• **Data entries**

⟨

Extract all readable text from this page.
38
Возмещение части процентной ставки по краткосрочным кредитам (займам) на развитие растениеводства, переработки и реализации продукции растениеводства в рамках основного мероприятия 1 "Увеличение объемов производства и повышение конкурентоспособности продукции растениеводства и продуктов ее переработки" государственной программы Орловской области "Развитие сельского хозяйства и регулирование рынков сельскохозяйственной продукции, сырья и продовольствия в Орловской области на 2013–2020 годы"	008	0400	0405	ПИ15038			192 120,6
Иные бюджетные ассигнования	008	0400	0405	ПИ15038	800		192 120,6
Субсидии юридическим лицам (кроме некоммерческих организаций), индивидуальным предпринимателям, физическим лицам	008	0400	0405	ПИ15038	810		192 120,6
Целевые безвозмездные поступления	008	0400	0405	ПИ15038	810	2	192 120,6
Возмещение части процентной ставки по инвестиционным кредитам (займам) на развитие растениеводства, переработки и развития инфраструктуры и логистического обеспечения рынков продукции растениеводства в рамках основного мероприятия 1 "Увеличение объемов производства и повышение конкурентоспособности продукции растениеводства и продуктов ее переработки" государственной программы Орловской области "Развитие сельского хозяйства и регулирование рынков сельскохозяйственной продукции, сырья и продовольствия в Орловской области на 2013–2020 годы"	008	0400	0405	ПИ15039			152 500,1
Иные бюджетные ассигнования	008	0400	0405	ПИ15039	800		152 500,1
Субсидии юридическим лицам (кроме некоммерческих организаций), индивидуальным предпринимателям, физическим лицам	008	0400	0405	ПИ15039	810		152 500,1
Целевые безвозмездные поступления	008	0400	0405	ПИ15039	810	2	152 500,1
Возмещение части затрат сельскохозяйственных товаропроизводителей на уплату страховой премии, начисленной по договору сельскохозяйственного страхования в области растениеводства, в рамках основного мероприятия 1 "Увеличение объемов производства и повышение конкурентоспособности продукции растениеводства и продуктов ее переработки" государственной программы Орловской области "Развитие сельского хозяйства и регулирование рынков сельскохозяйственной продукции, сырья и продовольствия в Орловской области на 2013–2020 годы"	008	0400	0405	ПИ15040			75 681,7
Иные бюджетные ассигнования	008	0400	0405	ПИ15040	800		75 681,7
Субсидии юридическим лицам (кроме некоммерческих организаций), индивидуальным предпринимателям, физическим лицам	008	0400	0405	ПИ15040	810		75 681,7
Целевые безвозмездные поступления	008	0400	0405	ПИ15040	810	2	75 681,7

⟩

• **The request**
Retype all of the data shown above, word for word.

• **Finished answer**
Extract all readable text from this page.
38
Возмещение части процентной ставки по краткосрочным кредитам (займам) на развитие растениеводства, переработки и реализации продукции растениеводства в рамках основного мероприятия 1 "Увеличение объемов производства и повышение конкурентоспособности продукции растениеводства и продуктов ее переработки" государственной программы Орловской области "Развитие сельского хозяйства и регулирование рынков сельскохозяйственной продукции, сырья и продовольствия в Орловской области на 2013–2020 годы"	008	0400	0405	ПИ15038			192 120,6
Иные бюджетные ассигнования	008	0400	0405	ПИ15038	800		192 120,6
Субсидии юридическим лицам (кроме некоммерческих организаций), индивидуальным предпринимателям, физическим лицам	008	0400	0405	ПИ15038	810		192 120,6
Целевые безвозмездные поступления	008	0400	0405	ПИ15038	810	2	192 120,6
Возмещение части процентной ставки по инвестиционным кредитам (займам) на развитие растениеводства, переработки и развития инфраструктуры и логистического обеспечения рынков продукции растениеводства в рамках основного мероприятия 1 "Увеличение объемов производства и повышение конкурентоспособности продукции растениеводства и продуктов ее переработки" государственной программы Орловской области "Развитие сельского хозяйства и регулирование рынков сельскохозяйственной продукции, сырья и продовольствия в Орловской области на 2013–2020 годы"	008	0400	0405	ПИ15039			152 500,1
Иные бюджетные ассигнования	008	0400	0405	ПИ15039	800		152 500,1
Субсидии юридическим лицам (кроме некоммерческих организаций), индивидуальным предпринимателям, физическим лицам	008	0400	0405	ПИ15039	810		152 500,1
Целевые безвозмездные поступления	008	0400	0405	ПИ15039	810	2	152 500,1
Возмещение части затрат сельскохозяйственных товаропроизводителей на уплату страховой премии, начисленной по договору сельскохозяйственного страхования в области растениеводства, в рамках основного мероприятия 1 "Увеличение объемов производства и повышение конкурентоспособности продукции растениеводства и продуктов ее переработки" государственной программы Орловской области "Развитие сельского хозяйства и регулирование рынков сельскохозяйственной продукции, сырья и продовольствия в Орловской области на 2013–2020 годы"	008	0400	0405	ПИ15040			75 681,7
Иные бюджетные ассигнования	008	0400	0405	ПИ15040	800		75 681,7
Субсидии юридическим лицам (кроме некоммерческих организаций), индивидуальным предпринимателям, физическим лицам	008	0400	0405	ПИ15040	810		75 681,7
Целевые безвозмездные поступления	008	0400	0405	ПИ15040	810	2	75 681,7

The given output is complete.